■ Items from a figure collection
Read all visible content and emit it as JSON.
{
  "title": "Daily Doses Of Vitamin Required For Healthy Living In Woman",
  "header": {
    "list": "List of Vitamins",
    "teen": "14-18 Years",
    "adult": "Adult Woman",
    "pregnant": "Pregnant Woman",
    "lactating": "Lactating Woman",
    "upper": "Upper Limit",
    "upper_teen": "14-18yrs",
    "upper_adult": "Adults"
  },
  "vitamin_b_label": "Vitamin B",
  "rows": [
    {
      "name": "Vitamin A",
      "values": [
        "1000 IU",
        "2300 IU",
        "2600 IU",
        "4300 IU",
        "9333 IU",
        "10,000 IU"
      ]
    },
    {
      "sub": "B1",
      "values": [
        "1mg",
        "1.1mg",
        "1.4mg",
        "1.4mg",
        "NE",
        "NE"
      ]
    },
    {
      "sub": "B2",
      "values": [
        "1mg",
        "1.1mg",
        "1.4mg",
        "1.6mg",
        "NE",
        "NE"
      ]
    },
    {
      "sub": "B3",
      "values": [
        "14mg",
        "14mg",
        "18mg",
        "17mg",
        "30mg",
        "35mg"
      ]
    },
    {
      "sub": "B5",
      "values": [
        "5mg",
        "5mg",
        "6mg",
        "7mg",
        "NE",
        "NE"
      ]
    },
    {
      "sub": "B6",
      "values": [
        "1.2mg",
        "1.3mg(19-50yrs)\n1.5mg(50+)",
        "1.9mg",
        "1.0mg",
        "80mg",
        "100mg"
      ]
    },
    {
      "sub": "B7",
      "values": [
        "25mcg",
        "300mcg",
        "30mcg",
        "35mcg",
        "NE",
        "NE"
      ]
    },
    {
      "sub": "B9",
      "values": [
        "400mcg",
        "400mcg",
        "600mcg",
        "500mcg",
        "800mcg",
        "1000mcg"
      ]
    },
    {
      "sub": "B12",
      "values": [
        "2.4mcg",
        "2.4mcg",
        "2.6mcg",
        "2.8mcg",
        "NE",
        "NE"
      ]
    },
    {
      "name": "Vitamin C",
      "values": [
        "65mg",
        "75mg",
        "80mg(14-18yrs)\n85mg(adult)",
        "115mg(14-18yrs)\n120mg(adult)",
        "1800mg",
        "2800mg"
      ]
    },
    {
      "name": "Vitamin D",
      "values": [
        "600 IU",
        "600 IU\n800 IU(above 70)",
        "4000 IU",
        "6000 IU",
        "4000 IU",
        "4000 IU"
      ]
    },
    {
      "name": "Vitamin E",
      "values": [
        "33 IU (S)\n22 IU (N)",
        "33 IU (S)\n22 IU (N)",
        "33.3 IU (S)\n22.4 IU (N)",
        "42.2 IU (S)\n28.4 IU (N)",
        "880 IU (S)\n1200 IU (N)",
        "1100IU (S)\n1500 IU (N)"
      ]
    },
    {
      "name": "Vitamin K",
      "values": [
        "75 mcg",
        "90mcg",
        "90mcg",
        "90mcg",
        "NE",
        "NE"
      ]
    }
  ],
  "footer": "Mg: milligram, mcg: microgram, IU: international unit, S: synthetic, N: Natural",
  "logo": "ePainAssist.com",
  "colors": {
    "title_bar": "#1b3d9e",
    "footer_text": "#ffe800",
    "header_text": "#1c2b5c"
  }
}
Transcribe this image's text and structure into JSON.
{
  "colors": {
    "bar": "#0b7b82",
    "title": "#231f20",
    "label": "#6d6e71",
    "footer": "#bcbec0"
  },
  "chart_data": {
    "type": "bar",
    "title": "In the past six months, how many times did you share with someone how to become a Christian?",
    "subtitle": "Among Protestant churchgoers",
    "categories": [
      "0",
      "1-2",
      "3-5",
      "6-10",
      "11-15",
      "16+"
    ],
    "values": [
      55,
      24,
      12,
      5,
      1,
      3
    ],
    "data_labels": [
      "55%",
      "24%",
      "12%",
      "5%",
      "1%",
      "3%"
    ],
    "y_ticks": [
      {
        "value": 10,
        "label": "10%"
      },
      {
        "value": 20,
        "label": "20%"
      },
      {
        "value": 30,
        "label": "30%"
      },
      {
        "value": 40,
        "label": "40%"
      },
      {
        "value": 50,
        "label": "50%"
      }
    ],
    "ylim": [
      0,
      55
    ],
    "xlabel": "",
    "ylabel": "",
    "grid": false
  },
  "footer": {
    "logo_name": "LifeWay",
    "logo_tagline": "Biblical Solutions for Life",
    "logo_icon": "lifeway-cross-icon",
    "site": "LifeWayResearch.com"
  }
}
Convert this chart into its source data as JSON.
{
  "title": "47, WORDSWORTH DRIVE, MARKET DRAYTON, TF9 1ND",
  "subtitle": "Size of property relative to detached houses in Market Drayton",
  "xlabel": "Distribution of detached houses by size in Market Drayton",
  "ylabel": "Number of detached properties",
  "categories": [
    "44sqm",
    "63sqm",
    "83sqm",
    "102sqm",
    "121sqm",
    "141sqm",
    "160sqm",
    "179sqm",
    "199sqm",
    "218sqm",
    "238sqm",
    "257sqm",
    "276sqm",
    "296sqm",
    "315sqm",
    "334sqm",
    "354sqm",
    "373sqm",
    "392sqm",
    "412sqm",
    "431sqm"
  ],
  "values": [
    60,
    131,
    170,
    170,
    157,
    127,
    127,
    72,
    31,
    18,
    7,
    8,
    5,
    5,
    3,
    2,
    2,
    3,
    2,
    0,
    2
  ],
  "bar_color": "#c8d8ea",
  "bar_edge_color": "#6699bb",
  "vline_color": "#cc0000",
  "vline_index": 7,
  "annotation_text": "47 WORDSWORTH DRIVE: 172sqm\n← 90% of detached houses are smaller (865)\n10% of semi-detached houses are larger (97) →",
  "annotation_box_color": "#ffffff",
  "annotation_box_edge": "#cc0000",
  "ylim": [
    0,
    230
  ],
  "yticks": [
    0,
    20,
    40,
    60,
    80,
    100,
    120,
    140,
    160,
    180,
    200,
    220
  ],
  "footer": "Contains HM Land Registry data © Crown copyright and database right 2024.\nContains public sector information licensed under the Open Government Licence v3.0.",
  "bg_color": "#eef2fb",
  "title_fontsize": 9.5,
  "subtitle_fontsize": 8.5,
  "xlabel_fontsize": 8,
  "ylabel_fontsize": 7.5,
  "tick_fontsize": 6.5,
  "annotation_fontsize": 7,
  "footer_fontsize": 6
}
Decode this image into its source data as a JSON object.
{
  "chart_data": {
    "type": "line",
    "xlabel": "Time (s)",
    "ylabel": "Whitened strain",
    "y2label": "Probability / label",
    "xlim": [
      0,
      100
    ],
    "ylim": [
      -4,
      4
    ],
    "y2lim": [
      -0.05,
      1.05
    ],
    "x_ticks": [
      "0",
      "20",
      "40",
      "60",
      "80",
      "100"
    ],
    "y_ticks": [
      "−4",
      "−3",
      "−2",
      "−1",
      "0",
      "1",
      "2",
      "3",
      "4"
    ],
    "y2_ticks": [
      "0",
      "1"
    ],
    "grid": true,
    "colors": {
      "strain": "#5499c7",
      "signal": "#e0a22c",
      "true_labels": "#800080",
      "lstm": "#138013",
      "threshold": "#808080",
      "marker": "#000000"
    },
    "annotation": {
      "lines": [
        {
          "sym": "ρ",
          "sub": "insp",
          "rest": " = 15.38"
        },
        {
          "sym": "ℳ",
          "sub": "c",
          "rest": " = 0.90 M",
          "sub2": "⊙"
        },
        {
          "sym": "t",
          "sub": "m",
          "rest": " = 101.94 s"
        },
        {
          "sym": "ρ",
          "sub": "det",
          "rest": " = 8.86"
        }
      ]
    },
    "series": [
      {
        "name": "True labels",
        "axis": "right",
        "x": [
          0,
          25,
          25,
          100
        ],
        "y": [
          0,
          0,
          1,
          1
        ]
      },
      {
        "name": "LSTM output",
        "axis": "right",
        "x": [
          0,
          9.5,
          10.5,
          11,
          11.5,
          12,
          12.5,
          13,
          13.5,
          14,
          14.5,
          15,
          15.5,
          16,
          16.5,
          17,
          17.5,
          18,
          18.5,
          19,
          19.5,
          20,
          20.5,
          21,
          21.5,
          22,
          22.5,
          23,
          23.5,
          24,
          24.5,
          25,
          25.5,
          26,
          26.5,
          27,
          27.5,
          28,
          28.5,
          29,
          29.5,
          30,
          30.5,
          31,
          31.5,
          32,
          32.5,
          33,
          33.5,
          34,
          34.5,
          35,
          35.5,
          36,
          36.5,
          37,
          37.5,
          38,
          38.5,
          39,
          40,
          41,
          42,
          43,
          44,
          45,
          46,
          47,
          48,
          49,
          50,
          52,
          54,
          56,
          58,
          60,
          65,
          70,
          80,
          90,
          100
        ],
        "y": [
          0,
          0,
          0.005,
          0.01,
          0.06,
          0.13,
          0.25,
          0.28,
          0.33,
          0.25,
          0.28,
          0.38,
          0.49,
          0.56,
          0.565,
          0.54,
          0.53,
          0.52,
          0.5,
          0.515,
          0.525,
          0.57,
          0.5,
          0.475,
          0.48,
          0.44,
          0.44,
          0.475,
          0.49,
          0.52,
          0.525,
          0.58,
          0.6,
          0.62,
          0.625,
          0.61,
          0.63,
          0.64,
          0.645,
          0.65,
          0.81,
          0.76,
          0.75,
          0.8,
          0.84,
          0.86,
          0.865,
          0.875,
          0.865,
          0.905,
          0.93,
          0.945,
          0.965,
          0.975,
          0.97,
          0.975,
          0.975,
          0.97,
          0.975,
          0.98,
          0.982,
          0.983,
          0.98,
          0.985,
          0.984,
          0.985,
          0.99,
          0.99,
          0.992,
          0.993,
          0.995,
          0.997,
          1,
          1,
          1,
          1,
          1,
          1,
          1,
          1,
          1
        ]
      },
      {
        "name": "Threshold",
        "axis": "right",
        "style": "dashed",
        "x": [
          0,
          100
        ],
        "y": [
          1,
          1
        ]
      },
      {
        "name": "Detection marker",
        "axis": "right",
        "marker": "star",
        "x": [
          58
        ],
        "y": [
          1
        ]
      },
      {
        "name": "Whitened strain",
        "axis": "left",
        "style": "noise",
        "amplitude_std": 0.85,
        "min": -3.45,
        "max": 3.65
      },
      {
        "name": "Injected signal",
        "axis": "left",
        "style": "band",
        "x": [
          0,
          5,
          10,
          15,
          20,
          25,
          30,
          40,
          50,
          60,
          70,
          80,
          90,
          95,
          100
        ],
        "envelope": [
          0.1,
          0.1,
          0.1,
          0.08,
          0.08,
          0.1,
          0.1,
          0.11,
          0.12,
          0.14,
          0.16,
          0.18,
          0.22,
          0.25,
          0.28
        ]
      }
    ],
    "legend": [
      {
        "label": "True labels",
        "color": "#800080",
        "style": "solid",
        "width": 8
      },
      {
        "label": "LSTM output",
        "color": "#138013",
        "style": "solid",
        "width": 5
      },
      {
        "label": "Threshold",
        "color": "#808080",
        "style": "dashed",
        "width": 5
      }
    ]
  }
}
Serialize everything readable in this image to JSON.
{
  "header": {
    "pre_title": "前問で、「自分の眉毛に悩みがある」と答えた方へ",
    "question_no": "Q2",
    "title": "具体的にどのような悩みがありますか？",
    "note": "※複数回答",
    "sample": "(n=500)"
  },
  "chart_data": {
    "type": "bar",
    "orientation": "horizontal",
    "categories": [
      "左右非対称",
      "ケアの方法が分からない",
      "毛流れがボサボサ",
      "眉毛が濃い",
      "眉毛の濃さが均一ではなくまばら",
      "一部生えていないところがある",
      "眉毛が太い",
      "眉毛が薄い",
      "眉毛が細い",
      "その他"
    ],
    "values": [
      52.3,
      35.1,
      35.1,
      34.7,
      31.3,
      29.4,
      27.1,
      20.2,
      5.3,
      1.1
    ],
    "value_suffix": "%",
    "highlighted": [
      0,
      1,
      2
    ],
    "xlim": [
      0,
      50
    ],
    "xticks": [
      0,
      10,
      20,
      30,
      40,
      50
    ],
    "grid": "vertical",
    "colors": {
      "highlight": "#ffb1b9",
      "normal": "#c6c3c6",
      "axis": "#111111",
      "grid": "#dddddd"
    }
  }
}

■ Short exercise
Each line from the one containing "Serialize everything readable" to the end of the listing above should be copied exactly, and nothing else.

■ Task output
Serialize everything readable in this image to JSON.
{
  "header": {
    "pre_title": "前問で、「自分の眉毛に悩みがある」と答えた方へ",
    "question_no": "Q2",
    "title": "具体的にどのような悩みがありますか？",
    "note": "※複数回答",
    "sample": "(n=500)"
  },
  "chart_data": {
    "type": "bar",
    "orientation": "horizontal",
    "categories": [
      "左右非対称",
      "ケアの方法が分からない",
      "毛流れがボサボサ",
      "眉毛が濃い",
      "眉毛の濃さが均一ではなくまばら",
      "一部生えていないところがある",
      "眉毛が太い",
      "眉毛が薄い",
      "眉毛が細い",
      "その他"
    ],
    "values": [
      52.3,
      35.1,
      35.1,
      34.7,
      31.3,
      29.4,
      27.1,
      20.2,
      5.3,
      1.1
    ],
    "value_suffix": "%",
    "highlighted": [
      0,
      1,
      2
    ],
    "xlim": [
      0,
      50
    ],
    "xticks": [
      0,
      10,
      20,
      30,
      40,
      50
    ],
    "grid": "vertical",
    "colors": {
      "highlight": "#ffb1b9",
      "normal": "#c6c3c6",
      "axis": "#111111",
      "grid": "#dddddd"
    }
  }
}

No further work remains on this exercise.